## EXERCISE INSTRUCTIONS
List each line of the data that holds the string "Değişimi".

## LISTING
******************************

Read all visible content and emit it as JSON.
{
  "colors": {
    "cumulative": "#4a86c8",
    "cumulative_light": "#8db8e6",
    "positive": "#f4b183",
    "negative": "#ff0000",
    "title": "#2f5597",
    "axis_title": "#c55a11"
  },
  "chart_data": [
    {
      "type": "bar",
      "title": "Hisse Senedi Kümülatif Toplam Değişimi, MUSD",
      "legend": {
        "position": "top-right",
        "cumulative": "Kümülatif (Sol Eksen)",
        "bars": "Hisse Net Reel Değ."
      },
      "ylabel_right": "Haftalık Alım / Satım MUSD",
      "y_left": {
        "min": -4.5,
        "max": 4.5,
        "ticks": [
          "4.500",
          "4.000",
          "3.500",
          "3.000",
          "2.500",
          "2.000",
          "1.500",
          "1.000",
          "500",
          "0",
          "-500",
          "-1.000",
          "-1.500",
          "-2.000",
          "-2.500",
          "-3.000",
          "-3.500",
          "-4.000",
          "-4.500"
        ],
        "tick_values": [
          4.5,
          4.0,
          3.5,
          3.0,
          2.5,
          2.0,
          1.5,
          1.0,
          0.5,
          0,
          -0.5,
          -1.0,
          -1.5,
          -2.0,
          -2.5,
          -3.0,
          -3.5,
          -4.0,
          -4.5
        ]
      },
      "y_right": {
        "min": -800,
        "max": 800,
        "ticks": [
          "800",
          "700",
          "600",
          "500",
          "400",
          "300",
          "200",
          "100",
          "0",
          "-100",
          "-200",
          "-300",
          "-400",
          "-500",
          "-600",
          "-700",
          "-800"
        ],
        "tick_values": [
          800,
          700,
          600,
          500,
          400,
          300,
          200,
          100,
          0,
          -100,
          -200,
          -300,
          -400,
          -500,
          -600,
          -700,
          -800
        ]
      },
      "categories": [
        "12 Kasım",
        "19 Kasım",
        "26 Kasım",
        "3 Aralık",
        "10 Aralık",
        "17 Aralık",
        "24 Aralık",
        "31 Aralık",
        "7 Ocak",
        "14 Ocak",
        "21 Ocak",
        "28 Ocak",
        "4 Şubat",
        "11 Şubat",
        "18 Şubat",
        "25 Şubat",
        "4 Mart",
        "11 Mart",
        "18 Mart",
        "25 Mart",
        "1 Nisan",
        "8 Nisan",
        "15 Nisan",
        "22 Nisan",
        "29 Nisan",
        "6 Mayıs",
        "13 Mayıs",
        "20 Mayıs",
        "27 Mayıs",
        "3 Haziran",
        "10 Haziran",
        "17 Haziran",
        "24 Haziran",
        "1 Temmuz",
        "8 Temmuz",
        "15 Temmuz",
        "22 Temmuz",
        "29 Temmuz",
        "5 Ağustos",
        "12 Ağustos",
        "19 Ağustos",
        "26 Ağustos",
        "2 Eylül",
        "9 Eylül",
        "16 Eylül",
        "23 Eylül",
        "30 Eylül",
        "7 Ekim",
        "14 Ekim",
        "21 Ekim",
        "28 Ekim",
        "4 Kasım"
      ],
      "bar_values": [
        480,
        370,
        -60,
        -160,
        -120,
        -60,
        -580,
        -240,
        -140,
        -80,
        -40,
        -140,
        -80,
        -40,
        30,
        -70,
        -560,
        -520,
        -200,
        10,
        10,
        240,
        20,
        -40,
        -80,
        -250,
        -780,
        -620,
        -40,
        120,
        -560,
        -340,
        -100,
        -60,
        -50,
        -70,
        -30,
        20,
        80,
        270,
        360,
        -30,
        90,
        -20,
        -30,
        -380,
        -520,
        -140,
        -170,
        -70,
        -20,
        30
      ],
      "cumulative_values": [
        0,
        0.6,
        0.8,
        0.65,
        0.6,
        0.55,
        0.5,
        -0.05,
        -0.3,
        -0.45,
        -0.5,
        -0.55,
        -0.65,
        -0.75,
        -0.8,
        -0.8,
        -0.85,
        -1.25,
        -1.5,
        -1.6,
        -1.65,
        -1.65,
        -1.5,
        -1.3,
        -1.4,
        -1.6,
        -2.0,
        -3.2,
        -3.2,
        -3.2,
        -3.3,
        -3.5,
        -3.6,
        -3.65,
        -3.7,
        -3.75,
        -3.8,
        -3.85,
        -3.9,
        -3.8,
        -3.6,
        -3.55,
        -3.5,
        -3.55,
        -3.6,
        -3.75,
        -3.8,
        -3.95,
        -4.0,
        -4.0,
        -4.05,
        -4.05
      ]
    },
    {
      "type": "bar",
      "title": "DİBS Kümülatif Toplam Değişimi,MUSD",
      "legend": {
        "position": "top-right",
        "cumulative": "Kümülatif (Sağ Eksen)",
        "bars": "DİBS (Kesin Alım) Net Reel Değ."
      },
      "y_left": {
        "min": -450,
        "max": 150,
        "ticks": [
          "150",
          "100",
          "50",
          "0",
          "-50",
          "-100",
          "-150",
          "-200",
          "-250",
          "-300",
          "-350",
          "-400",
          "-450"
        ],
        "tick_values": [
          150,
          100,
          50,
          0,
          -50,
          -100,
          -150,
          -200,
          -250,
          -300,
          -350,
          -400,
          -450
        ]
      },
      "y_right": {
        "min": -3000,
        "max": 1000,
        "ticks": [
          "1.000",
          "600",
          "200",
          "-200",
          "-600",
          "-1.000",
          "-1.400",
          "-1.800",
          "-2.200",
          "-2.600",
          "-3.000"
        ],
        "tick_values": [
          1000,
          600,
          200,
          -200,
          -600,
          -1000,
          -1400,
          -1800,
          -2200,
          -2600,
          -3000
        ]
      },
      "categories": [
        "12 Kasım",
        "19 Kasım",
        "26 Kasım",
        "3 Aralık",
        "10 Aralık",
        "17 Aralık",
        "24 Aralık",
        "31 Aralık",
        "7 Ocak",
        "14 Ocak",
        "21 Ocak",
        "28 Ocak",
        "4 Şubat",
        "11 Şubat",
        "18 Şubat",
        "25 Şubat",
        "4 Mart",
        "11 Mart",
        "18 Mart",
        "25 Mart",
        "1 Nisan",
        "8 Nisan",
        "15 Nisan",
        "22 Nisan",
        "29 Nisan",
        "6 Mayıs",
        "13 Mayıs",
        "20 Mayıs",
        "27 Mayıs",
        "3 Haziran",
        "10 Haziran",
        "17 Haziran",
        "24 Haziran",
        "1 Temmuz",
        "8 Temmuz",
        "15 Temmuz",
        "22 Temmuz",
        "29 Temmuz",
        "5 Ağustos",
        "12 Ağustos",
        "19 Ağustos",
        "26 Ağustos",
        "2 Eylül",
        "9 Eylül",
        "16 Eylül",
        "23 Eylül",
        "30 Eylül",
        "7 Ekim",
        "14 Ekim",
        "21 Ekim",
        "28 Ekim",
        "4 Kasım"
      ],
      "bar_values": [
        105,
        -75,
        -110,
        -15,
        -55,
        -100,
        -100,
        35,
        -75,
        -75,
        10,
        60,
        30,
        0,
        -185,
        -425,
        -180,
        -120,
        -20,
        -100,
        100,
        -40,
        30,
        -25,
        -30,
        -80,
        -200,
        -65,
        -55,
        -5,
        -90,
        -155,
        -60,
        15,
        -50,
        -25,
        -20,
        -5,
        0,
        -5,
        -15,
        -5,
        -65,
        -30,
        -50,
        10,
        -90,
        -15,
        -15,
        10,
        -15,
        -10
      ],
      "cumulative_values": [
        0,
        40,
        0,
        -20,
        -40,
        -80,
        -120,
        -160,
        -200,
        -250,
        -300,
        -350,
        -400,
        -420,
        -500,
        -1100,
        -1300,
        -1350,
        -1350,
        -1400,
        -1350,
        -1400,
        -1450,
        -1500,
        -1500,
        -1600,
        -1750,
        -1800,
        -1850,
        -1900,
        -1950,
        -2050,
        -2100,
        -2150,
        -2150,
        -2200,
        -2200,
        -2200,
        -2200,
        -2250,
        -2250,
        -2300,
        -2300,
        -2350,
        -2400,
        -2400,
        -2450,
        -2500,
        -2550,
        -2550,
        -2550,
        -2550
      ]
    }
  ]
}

******************************

## IN RESPONSE
      "title": "Hisse Senedi Kümülatif Toplam Değişimi, MUSD",
      "title": "DİBS Kümülatif Toplam Değişimi,MUSD",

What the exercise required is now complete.